- [WHAT IS REQUIRED]:
Write out all the entries word for word and omit any pictures.

----

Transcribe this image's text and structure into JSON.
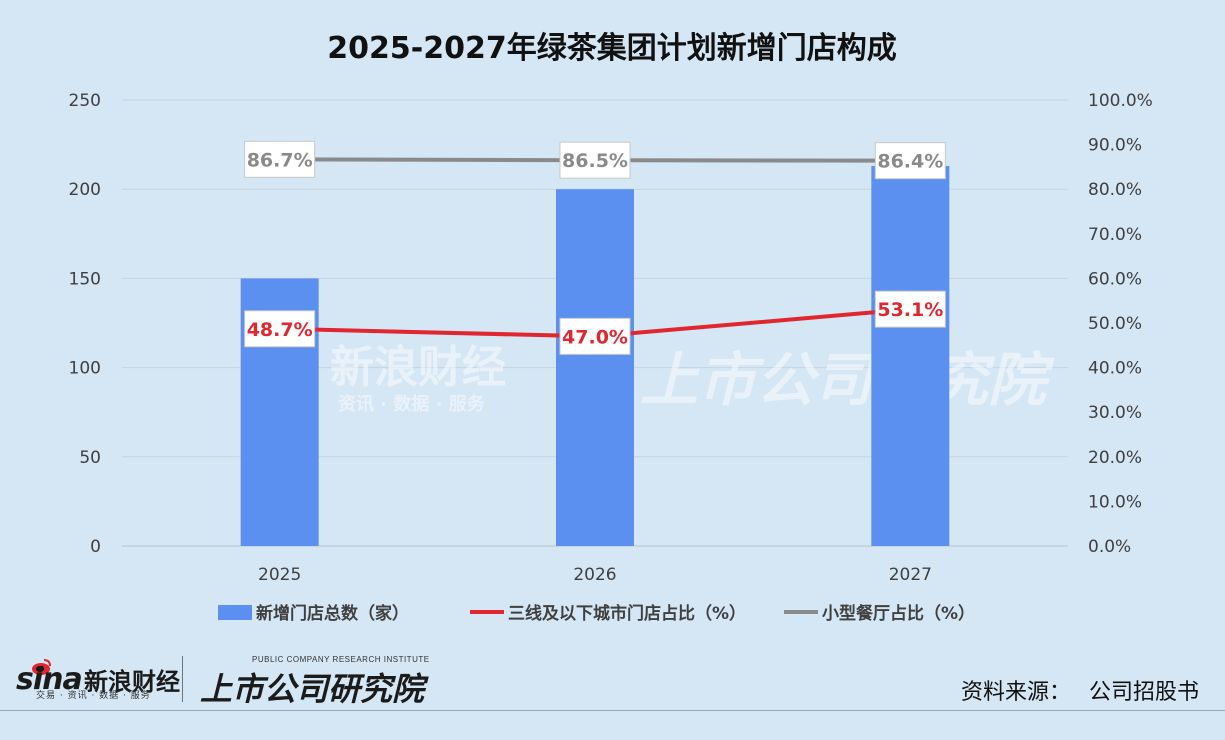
{
  "chart_data": {
    "type": "bar",
    "title": "2025-2027年绿茶集团计划新增门店构成",
    "categories": [
      "2025",
      "2026",
      "2027"
    ],
    "series": [
      {
        "name": "新增门店总数（家）",
        "kind": "bar",
        "axis": "left",
        "color": "#5b8ff0",
        "values": [
          150,
          200,
          213
        ]
      },
      {
        "name": "三线及以下城市门店占比（%）",
        "kind": "line",
        "axis": "right",
        "color": "#e0262e",
        "values": [
          48.7,
          47.0,
          53.1
        ],
        "labels": [
          "48.7%",
          "47.0%",
          "53.1%"
        ]
      },
      {
        "name": "小型餐厅占比（%）",
        "kind": "line",
        "axis": "right",
        "color": "#8a8a8a",
        "values": [
          86.7,
          86.5,
          86.4
        ],
        "labels": [
          "86.7%",
          "86.5%",
          "86.4%"
        ]
      }
    ],
    "y_left": {
      "min": 0,
      "max": 250,
      "ticks": [
        "0",
        "50",
        "100",
        "150",
        "200",
        "250"
      ]
    },
    "y_right": {
      "min": 0,
      "max": 100,
      "ticks": [
        "0.0%",
        "10.0%",
        "20.0%",
        "30.0%",
        "40.0%",
        "50.0%",
        "60.0%",
        "70.0%",
        "80.0%",
        "90.0%",
        "100.0%"
      ]
    },
    "grid": true,
    "legend_position": "bottom"
  },
  "watermark": {
    "sina_text": "新浪财经",
    "sina_sub": "资讯 · 数据 · 服务",
    "pc_text": "上市公司研究院"
  },
  "footer": {
    "sina_word": "sina",
    "sina_cn": "新浪财经",
    "sina_sub": "交易 · 资讯 · 数据 · 服务",
    "pc_en": "PUBLIC COMPANY RESEARCH INSTITUTE",
    "pc_cn": "上市公司研究院",
    "source_label": "资料来源：",
    "source_value": "公司招股书"
  },
  "colors": {
    "background": "#d5e6f4",
    "bar": "#5b8ff0",
    "line_red": "#e0262e",
    "line_gray": "#8a8a8a"
  }
}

----

- [TASK OUTPUT]:
Transcribe this image's text and structure into JSON.
{
  "chart_data": {
    "type": "bar",
    "title": "2025-2027年绿茶集团计划新增门店构成",
    "categories": [
      "2025",
      "2026",
      "2027"
    ],
    "series": [
      {
        "name": "新增门店总数（家）",
        "kind": "bar",
        "axis": "left",
        "color": "#5b8ff0",
        "values": [
          150,
          200,
          213
        ]
      },
      {
        "name": "三线及以下城市门店占比（%）",
        "kind": "line",
        "axis": "right",
        "color": "#e0262e",
        "values": [
          48.7,
          47.0,
          53.1
        ],
        "labels": [
          "48.7%",
          "47.0%",
          "53.1%"
        ]
      },
      {
        "name": "小型餐厅占比（%）",
        "kind": "line",
        "axis": "right",
        "color": "#8a8a8a",
        "values": [
          86.7,
          86.5,
          86.4
        ],
        "labels": [
          "86.7%",
          "86.5%",
          "86.4%"
        ]
      }
    ],
    "y_left": {
      "min": 0,
      "max": 250,
      "ticks": [
        "0",
        "50",
        "100",
        "150",
        "200",
        "250"
      ]
    },
    "y_right": {
      "min": 0,
      "max": 100,
      "ticks": [
        "0.0%",
        "10.0%",
        "20.0%",
        "30.0%",
        "40.0%",
        "50.0%",
        "60.0%",
        "70.0%",
        "80.0%",
        "90.0%",
        "100.0%"
      ]
    },
    "grid": true,
    "legend_position": "bottom"
  },
  "watermark": {
    "sina_text": "新浪财经",
    "sina_sub": "资讯 · 数据 · 服务",
    "pc_text": "上市公司研究院"
  },
  "footer": {
    "sina_word": "sina",
    "sina_cn": "新浪财经",
    "sina_sub": "交易 · 资讯 · 数据 · 服务",
    "pc_en": "PUBLIC COMPANY RESEARCH INSTITUTE",
    "pc_cn": "上市公司研究院",
    "source_label": "资料来源：",
    "source_value": "公司招股书"
  },
  "colors": {
    "background": "#d5e6f4",
    "bar": "#5b8ff0",
    "line_red": "#e0262e",
    "line_gray": "#8a8a8a"
  }
}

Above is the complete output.